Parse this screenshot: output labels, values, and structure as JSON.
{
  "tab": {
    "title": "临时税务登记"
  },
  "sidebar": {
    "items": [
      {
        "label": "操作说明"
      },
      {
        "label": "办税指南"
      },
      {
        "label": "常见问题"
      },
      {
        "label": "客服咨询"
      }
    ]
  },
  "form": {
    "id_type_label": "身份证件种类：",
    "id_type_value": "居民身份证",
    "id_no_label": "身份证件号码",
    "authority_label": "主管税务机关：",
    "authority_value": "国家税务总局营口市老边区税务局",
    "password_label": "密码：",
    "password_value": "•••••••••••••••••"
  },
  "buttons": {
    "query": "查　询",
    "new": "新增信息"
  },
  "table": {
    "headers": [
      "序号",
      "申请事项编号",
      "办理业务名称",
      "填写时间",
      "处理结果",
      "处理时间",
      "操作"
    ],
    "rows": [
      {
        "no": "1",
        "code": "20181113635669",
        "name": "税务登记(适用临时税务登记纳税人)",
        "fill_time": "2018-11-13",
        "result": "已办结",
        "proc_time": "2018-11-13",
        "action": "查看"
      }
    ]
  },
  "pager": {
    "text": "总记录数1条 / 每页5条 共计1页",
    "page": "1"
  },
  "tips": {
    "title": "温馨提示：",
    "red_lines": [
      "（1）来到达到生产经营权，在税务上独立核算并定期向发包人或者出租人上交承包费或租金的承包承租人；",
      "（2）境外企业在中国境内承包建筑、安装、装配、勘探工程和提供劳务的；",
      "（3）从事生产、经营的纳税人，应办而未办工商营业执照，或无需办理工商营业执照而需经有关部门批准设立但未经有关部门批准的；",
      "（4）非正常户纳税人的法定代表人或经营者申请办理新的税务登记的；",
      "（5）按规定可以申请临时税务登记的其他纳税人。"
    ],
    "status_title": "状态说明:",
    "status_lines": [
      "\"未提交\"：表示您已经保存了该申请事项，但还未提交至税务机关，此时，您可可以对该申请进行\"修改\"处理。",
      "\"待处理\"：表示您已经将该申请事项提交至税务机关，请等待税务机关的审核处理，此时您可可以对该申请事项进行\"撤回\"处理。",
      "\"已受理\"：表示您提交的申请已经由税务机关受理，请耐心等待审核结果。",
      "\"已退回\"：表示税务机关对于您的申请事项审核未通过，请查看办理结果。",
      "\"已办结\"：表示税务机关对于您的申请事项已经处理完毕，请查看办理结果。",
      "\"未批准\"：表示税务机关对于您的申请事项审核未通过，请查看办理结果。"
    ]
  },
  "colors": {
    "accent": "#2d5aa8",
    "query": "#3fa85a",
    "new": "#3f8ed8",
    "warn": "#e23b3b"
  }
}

...

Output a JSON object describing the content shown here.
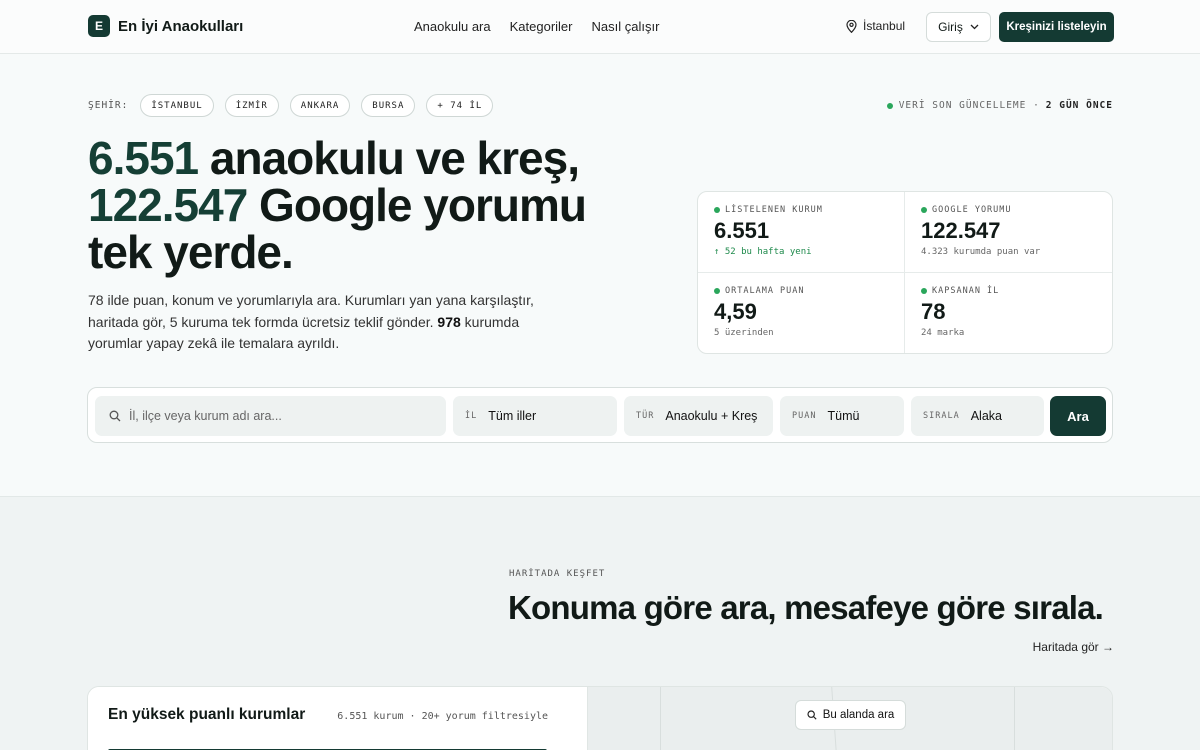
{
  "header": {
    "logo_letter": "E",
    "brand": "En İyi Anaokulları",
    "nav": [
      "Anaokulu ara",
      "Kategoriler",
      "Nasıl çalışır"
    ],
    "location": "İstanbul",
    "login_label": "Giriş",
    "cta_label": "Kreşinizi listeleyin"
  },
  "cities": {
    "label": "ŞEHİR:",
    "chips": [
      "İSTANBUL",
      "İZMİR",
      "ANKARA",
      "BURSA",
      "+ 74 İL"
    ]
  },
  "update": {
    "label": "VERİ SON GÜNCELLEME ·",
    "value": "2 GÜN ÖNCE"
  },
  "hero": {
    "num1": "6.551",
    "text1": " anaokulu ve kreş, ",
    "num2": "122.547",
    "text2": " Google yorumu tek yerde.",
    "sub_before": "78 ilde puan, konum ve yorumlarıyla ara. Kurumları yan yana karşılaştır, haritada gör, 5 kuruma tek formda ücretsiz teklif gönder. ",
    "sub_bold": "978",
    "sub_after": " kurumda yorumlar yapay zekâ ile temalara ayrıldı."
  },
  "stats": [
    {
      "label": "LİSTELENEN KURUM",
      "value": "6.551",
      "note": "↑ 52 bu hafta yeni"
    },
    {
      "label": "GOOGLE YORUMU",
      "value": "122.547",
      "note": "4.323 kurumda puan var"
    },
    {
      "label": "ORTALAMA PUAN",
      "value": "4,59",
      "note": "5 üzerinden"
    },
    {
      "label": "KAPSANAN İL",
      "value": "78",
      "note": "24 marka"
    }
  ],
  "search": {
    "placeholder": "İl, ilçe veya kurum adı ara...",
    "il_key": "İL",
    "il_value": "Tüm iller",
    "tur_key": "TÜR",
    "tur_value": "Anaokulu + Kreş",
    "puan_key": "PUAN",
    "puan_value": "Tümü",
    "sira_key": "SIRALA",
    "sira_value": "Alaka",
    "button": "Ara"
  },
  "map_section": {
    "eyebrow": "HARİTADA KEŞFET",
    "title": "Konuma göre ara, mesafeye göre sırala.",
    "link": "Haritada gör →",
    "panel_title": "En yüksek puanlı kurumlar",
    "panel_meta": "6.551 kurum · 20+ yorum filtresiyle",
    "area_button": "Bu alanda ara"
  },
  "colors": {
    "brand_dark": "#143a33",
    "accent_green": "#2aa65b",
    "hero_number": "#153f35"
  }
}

◆ Written exercise: Filter out every line that lacks the word "请查看办理结果", and copy the rest.

◆ Solution to the exercise:
      "\"已退回\"：表示税务机关对于您的申请事项审核未通过，请查看办理结果。",
      "\"已办结\"：表示税务机关对于您的申请事项已经处理完毕，请查看办理结果。",
      "\"未批准\"：表示税务机关对于您的申请事项审核未通过，请查看办理结果。"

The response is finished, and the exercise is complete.